● **WORK TO DO**:
Every line below is to be copied exactly, with the pictures left out.

● **STORED ROWS**:
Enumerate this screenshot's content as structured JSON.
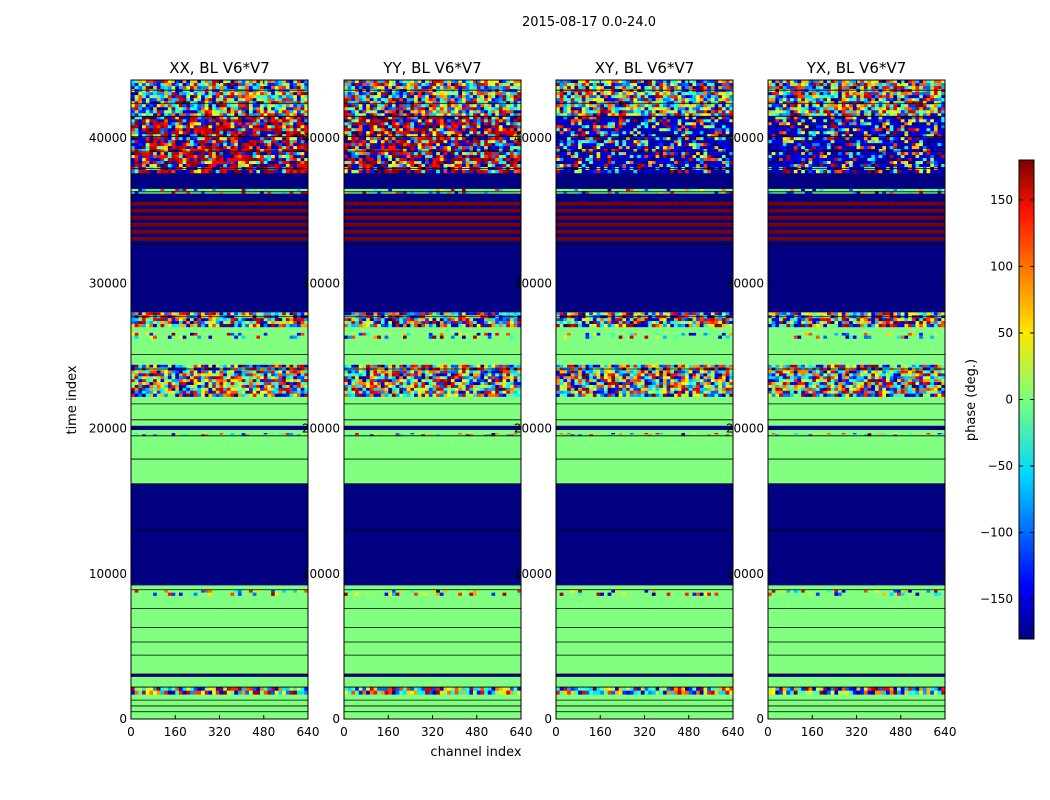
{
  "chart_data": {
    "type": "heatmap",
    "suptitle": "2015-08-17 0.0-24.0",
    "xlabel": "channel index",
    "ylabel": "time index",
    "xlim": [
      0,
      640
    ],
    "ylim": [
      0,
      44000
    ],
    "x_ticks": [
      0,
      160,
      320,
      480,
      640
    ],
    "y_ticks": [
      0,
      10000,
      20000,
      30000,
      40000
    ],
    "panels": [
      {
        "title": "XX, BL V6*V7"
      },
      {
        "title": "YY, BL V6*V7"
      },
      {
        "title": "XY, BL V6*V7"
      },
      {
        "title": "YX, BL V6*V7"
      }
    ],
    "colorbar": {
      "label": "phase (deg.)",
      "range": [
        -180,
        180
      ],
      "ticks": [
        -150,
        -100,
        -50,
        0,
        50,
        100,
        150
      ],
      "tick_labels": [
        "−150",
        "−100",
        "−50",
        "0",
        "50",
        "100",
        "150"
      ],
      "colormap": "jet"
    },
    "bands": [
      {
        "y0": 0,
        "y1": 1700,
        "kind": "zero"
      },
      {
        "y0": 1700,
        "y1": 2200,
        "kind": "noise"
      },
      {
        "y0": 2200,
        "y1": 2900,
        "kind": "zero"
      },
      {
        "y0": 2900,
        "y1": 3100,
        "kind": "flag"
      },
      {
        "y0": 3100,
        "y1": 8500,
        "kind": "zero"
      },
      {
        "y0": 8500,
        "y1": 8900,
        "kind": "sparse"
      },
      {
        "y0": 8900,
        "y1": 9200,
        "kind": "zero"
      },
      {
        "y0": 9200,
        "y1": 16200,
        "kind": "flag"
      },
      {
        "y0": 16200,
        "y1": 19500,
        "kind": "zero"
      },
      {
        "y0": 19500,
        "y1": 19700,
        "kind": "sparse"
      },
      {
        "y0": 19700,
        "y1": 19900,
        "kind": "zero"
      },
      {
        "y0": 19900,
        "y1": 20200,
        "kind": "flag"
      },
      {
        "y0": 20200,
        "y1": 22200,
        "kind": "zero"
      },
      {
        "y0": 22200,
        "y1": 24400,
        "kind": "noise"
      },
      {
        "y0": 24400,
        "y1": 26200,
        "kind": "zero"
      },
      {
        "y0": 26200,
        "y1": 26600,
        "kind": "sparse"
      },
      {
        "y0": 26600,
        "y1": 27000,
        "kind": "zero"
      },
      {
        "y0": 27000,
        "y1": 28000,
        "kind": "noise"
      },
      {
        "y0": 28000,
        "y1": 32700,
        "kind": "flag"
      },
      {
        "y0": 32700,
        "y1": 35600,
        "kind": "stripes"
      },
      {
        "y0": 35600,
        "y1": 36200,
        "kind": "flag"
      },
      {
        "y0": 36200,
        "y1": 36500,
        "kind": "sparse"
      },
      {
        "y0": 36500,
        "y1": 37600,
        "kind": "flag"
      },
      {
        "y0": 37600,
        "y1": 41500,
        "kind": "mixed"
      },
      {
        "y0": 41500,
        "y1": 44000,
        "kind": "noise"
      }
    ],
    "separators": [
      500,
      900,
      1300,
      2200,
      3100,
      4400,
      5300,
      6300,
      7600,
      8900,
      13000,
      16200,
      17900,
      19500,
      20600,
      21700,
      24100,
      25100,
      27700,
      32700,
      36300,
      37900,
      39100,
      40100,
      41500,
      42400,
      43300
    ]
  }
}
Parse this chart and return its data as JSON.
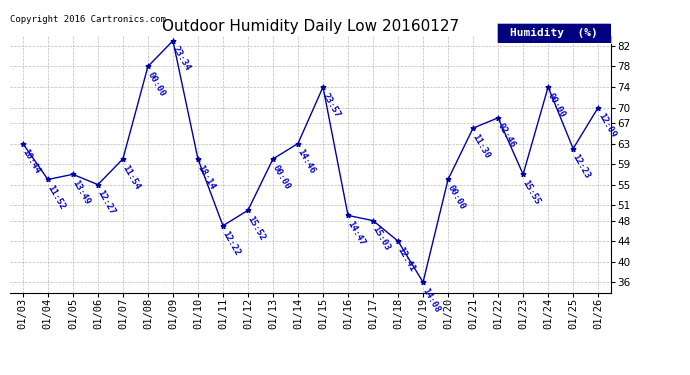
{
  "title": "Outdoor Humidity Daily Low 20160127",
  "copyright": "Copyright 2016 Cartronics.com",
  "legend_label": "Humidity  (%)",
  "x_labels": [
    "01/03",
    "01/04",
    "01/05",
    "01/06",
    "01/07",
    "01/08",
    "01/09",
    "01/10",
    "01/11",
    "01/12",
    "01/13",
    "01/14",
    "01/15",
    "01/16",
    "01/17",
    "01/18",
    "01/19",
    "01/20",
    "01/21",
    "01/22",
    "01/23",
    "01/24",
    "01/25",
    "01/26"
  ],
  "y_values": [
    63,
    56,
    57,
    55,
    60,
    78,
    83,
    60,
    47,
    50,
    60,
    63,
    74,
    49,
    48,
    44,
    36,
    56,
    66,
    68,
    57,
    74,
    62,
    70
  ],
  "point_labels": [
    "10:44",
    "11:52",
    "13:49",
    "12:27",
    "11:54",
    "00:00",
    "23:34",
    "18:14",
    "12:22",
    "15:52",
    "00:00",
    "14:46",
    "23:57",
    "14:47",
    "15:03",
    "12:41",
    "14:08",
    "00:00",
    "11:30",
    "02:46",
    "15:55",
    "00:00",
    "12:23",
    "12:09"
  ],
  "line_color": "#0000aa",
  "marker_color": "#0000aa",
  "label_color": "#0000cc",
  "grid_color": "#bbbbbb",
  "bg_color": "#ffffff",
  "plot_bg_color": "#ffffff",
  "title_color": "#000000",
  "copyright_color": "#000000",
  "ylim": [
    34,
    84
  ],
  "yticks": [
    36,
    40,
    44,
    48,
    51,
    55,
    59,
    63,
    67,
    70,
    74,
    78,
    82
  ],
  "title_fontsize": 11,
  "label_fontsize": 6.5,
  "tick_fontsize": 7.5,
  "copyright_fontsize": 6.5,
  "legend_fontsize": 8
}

● **COMPLETED EXERCISE**:
Enumerate this screenshot's content as structured JSON.
{
  "chart_data": {
    "type": "heatmap",
    "suptitle": "2015-08-17 0.0-24.0",
    "xlabel": "channel index",
    "ylabel": "time index",
    "xlim": [
      0,
      640
    ],
    "ylim": [
      0,
      44000
    ],
    "x_ticks": [
      0,
      160,
      320,
      480,
      640
    ],
    "y_ticks": [
      0,
      10000,
      20000,
      30000,
      40000
    ],
    "panels": [
      {
        "title": "XX, BL V6*V7"
      },
      {
        "title": "YY, BL V6*V7"
      },
      {
        "title": "XY, BL V6*V7"
      },
      {
        "title": "YX, BL V6*V7"
      }
    ],
    "colorbar": {
      "label": "phase (deg.)",
      "range": [
        -180,
        180
      ],
      "ticks": [
        -150,
        -100,
        -50,
        0,
        50,
        100,
        150
      ],
      "tick_labels": [
        "−150",
        "−100",
        "−50",
        "0",
        "50",
        "100",
        "150"
      ],
      "colormap": "jet"
    },
    "bands": [
      {
        "y0": 0,
        "y1": 1700,
        "kind": "zero"
      },
      {
        "y0": 1700,
        "y1": 2200,
        "kind": "noise"
      },
      {
        "y0": 2200,
        "y1": 2900,
        "kind": "zero"
      },
      {
        "y0": 2900,
        "y1": 3100,
        "kind": "flag"
      },
      {
        "y0": 3100,
        "y1": 8500,
        "kind": "zero"
      },
      {
        "y0": 8500,
        "y1": 8900,
        "kind": "sparse"
      },
      {
        "y0": 8900,
        "y1": 9200,
        "kind": "zero"
      },
      {
        "y0": 9200,
        "y1": 16200,
        "kind": "flag"
      },
      {
        "y0": 16200,
        "y1": 19500,
        "kind": "zero"
      },
      {
        "y0": 19500,
        "y1": 19700,
        "kind": "sparse"
      },
      {
        "y0": 19700,
        "y1": 19900,
        "kind": "zero"
      },
      {
        "y0": 19900,
        "y1": 20200,
        "kind": "flag"
      },
      {
        "y0": 20200,
        "y1": 22200,
        "kind": "zero"
      },
      {
        "y0": 22200,
        "y1": 24400,
        "kind": "noise"
      },
      {
        "y0": 24400,
        "y1": 26200,
        "kind": "zero"
      },
      {
        "y0": 26200,
        "y1": 26600,
        "kind": "sparse"
      },
      {
        "y0": 26600,
        "y1": 27000,
        "kind": "zero"
      },
      {
        "y0": 27000,
        "y1": 28000,
        "kind": "noise"
      },
      {
        "y0": 28000,
        "y1": 32700,
        "kind": "flag"
      },
      {
        "y0": 32700,
        "y1": 35600,
        "kind": "stripes"
      },
      {
        "y0": 35600,
        "y1": 36200,
        "kind": "flag"
      },
      {
        "y0": 36200,
        "y1": 36500,
        "kind": "sparse"
      },
      {
        "y0": 36500,
        "y1": 37600,
        "kind": "flag"
      },
      {
        "y0": 37600,
        "y1": 41500,
        "kind": "mixed"
      },
      {
        "y0": 41500,
        "y1": 44000,
        "kind": "noise"
      }
    ],
    "separators": [
      500,
      900,
      1300,
      2200,
      3100,
      4400,
      5300,
      6300,
      7600,
      8900,
      13000,
      16200,
      17900,
      19500,
      20600,
      21700,
      24100,
      25100,
      27700,
      32700,
      36300,
      37900,
      39100,
      40100,
      41500,
      42400,
      43300
    ]
  }
}
Parse this chart and return its data as JSON.
{
  "title": "Outdoor Humidity Daily Low 20160127",
  "copyright": "Copyright 2016 Cartronics.com",
  "legend_label": "Humidity  (%)",
  "x_labels": [
    "01/03",
    "01/04",
    "01/05",
    "01/06",
    "01/07",
    "01/08",
    "01/09",
    "01/10",
    "01/11",
    "01/12",
    "01/13",
    "01/14",
    "01/15",
    "01/16",
    "01/17",
    "01/18",
    "01/19",
    "01/20",
    "01/21",
    "01/22",
    "01/23",
    "01/24",
    "01/25",
    "01/26"
  ],
  "y_values": [
    63,
    56,
    57,
    55,
    60,
    78,
    83,
    60,
    47,
    50,
    60,
    63,
    74,
    49,
    48,
    44,
    36,
    56,
    66,
    68,
    57,
    74,
    62,
    70
  ],
  "point_labels": [
    "10:44",
    "11:52",
    "13:49",
    "12:27",
    "11:54",
    "00:00",
    "23:34",
    "18:14",
    "12:22",
    "15:52",
    "00:00",
    "14:46",
    "23:57",
    "14:47",
    "15:03",
    "12:41",
    "14:08",
    "00:00",
    "11:30",
    "02:46",
    "15:55",
    "00:00",
    "12:23",
    "12:09"
  ],
  "line_color": "#0000aa",
  "marker_color": "#0000aa",
  "label_color": "#0000cc",
  "grid_color": "#bbbbbb",
  "bg_color": "#ffffff",
  "plot_bg_color": "#ffffff",
  "title_color": "#000000",
  "copyright_color": "#000000",
  "ylim": [
    34,
    84
  ],
  "yticks": [
    36,
    40,
    44,
    48,
    51,
    55,
    59,
    63,
    67,
    70,
    74,
    78,
    82
  ],
  "title_fontsize": 11,
  "label_fontsize": 6.5,
  "tick_fontsize": 7.5,
  "copyright_fontsize": 6.5,
  "legend_fontsize": 8
}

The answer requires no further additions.